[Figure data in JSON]
• • • • • • •

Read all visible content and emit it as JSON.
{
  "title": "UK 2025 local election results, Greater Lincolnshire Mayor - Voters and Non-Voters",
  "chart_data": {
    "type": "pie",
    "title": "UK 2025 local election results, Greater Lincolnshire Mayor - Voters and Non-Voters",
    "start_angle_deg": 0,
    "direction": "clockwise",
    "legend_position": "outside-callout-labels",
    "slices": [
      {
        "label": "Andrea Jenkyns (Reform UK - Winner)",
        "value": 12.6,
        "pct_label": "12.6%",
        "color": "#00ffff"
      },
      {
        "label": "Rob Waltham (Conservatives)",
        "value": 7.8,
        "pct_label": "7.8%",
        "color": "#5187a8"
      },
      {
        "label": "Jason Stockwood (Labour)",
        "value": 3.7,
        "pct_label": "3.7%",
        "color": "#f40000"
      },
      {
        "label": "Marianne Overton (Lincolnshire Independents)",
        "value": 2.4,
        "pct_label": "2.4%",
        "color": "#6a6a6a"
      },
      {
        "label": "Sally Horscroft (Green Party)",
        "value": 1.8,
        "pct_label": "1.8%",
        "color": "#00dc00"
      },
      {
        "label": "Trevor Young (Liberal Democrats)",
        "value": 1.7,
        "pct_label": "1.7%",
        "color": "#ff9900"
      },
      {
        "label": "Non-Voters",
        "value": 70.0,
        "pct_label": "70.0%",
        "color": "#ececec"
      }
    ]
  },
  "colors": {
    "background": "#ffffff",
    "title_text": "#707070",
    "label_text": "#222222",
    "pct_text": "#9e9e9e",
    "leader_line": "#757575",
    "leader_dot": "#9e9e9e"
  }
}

• • • • • • •

## GIVEN INSTRUCTION
Gather up every line in the data above that contains the word "value", copying each one.

## EXPECTED OUTPUT
        "value": 12.6,
        "value": 7.8,
        "value": 3.7,
        "value": 2.4,
        "value": 1.8,
        "value": 1.7,
        "value": 70.0,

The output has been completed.